Input for this task:
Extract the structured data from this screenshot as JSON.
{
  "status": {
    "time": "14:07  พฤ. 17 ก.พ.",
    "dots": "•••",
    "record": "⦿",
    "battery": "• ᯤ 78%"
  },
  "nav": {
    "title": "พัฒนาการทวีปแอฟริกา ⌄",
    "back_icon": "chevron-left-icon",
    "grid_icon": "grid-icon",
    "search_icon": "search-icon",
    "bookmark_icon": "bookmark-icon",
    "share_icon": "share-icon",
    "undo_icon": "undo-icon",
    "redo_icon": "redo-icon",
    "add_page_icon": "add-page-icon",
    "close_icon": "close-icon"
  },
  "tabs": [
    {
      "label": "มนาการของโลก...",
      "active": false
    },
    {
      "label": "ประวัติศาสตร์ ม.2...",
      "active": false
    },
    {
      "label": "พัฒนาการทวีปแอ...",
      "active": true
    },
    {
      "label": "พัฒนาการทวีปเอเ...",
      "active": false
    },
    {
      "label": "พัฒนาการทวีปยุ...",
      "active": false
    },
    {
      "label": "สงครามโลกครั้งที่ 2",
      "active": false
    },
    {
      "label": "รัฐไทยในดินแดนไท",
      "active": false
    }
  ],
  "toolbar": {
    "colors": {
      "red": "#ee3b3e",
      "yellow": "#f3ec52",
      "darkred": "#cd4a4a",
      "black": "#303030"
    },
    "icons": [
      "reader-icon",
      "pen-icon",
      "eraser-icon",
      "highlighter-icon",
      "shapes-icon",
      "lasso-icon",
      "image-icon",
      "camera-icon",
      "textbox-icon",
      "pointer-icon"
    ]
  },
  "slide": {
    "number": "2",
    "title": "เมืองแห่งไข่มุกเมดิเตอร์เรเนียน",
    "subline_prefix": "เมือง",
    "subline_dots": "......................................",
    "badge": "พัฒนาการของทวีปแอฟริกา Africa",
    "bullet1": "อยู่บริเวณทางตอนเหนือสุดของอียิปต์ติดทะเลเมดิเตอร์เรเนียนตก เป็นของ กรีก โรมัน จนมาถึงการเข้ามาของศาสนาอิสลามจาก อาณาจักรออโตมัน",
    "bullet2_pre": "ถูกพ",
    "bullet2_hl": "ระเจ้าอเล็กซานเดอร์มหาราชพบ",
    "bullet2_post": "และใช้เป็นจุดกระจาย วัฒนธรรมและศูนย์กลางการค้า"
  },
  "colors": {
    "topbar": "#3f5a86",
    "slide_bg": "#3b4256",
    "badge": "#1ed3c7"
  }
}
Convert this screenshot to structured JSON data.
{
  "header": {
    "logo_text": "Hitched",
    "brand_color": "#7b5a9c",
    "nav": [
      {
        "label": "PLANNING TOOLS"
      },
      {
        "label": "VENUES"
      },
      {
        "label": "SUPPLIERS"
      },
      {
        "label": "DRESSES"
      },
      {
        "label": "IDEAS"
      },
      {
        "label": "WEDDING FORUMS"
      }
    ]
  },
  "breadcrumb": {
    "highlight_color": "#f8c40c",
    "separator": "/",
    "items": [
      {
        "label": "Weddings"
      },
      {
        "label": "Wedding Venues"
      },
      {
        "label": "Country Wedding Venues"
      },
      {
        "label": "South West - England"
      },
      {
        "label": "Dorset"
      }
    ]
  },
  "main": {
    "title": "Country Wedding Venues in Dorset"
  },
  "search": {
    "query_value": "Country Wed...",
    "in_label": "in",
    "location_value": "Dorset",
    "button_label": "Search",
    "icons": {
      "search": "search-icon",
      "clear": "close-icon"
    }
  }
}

The exercise: Print all of the entries again, exactly as written.

Right answer:
Extract the structured data from this screenshot as JSON.
{
  "status": {
    "time": "14:07  พฤ. 17 ก.พ.",
    "dots": "•••",
    "record": "⦿",
    "battery": "• ᯤ 78%"
  },
  "nav": {
    "title": "พัฒนาการทวีปแอฟริกา ⌄",
    "back_icon": "chevron-left-icon",
    "grid_icon": "grid-icon",
    "search_icon": "search-icon",
    "bookmark_icon": "bookmark-icon",
    "share_icon": "share-icon",
    "undo_icon": "undo-icon",
    "redo_icon": "redo-icon",
    "add_page_icon": "add-page-icon",
    "close_icon": "close-icon"
  },
  "tabs": [
    {
      "label": "มนาการของโลก...",
      "active": false
    },
    {
      "label": "ประวัติศาสตร์ ม.2...",
      "active": false
    },
    {
      "label": "พัฒนาการทวีปแอ...",
      "active": true
    },
    {
      "label": "พัฒนาการทวีปเอเ...",
      "active": false
    },
    {
      "label": "พัฒนาการทวีปยุ...",
      "active": false
    },
    {
      "label": "สงครามโลกครั้งที่ 2",
      "active": false
    },
    {
      "label": "รัฐไทยในดินแดนไท",
      "active": false
    }
  ],
  "toolbar": {
    "colors": {
      "red": "#ee3b3e",
      "yellow": "#f3ec52",
      "darkred": "#cd4a4a",
      "black": "#303030"
    },
    "icons": [
      "reader-icon",
      "pen-icon",
      "eraser-icon",
      "highlighter-icon",
      "shapes-icon",
      "lasso-icon",
      "image-icon",
      "camera-icon",
      "textbox-icon",
      "pointer-icon"
    ]
  },
  "slide": {
    "number": "2",
    "title": "เมืองแห่งไข่มุกเมดิเตอร์เรเนียน",
    "subline_prefix": "เมือง",
    "subline_dots": "......................................",
    "badge": "พัฒนาการของทวีปแอฟริกา Africa",
    "bullet1": "อยู่บริเวณทางตอนเหนือสุดของอียิปต์ติดทะเลเมดิเตอร์เรเนียนตก เป็นของ กรีก โรมัน จนมาถึงการเข้ามาของศาสนาอิสลามจาก อาณาจักรออโตมัน",
    "bullet2_pre": "ถูกพ",
    "bullet2_hl": "ระเจ้าอเล็กซานเดอร์มหาราชพบ",
    "bullet2_post": "และใช้เป็นจุดกระจาย วัฒนธรรมและศูนย์กลางการค้า"
  },
  "colors": {
    "topbar": "#3f5a86",
    "slide_bg": "#3b4256",
    "badge": "#1ed3c7"
  }
}
Convert this screenshot to structured JSON data.
{
  "header": {
    "logo_text": "Hitched",
    "brand_color": "#7b5a9c",
    "nav": [
      {
        "label": "PLANNING TOOLS"
      },
      {
        "label": "VENUES"
      },
      {
        "label": "SUPPLIERS"
      },
      {
        "label": "DRESSES"
      },
      {
        "label": "IDEAS"
      },
      {
        "label": "WEDDING FORUMS"
      }
    ]
  },
  "breadcrumb": {
    "highlight_color": "#f8c40c",
    "separator": "/",
    "items": [
      {
        "label": "Weddings"
      },
      {
        "label": "Wedding Venues"
      },
      {
        "label": "Country Wedding Venues"
      },
      {
        "label": "South West - England"
      },
      {
        "label": "Dorset"
      }
    ]
  },
  "main": {
    "title": "Country Wedding Venues in Dorset"
  },
  "search": {
    "query_value": "Country Wed...",
    "in_label": "in",
    "location_value": "Dorset",
    "button_label": "Search",
    "icons": {
      "search": "search-icon",
      "clear": "close-icon"
    }
  }
}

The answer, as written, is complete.